What you will do: Review the listing and copy each line that holds the word "username".

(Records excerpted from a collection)
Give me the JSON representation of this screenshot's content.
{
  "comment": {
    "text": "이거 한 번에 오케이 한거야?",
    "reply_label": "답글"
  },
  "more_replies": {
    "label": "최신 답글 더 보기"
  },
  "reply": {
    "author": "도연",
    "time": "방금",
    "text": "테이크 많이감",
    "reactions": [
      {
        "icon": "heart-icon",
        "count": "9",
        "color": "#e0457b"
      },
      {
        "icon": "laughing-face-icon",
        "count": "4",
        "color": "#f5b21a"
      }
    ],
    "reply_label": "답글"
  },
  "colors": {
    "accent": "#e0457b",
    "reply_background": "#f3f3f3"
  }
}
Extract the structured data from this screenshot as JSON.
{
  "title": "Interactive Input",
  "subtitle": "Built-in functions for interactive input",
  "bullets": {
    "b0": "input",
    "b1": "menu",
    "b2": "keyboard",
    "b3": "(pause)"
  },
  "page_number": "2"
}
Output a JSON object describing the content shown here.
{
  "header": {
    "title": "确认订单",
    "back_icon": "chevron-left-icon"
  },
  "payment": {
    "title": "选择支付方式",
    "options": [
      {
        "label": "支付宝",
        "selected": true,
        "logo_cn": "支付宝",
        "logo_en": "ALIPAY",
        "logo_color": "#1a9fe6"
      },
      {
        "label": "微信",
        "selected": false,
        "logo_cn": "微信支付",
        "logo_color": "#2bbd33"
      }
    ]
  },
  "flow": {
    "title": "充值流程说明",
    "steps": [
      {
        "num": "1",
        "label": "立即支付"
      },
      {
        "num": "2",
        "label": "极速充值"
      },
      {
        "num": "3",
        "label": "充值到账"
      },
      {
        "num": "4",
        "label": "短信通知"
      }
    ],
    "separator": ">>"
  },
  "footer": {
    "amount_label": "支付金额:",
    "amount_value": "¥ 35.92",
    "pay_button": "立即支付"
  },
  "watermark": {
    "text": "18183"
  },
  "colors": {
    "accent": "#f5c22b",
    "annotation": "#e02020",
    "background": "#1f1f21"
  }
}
---
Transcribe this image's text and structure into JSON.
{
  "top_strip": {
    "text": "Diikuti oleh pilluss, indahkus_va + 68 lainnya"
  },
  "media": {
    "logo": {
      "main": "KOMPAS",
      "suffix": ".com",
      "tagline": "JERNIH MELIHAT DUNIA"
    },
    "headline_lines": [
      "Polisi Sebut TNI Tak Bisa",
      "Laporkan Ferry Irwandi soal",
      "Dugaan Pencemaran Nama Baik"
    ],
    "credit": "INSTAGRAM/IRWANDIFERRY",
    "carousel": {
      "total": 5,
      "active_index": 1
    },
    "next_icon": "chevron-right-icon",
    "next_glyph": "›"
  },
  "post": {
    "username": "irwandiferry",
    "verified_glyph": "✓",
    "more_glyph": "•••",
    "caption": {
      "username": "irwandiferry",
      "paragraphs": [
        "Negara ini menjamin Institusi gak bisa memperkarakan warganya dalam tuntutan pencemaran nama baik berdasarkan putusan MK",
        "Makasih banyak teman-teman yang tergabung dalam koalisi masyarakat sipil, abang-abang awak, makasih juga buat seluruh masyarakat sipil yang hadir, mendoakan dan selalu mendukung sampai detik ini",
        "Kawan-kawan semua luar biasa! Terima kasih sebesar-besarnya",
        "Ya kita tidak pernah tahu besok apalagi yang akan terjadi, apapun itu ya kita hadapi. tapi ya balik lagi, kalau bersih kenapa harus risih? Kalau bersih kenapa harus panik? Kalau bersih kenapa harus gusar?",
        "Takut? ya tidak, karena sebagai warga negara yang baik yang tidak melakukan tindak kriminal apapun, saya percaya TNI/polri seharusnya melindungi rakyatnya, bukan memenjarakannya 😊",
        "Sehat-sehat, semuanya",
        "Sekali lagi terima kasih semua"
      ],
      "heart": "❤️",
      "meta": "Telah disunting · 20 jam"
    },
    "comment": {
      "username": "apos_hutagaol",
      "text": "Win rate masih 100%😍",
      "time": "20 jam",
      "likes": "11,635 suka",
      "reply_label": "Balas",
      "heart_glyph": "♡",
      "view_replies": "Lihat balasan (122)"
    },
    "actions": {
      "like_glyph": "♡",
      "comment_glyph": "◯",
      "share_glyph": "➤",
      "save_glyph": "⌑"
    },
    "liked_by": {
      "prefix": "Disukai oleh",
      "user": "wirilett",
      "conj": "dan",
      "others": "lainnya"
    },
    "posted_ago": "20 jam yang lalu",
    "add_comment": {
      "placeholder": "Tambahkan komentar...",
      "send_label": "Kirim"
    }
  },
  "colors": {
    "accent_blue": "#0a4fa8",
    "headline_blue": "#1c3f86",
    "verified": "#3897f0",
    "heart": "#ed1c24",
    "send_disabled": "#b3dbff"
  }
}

Worked answer:
    "username": "irwandiferry",
      "username": "irwandiferry",
      "username": "apos_hutagaol",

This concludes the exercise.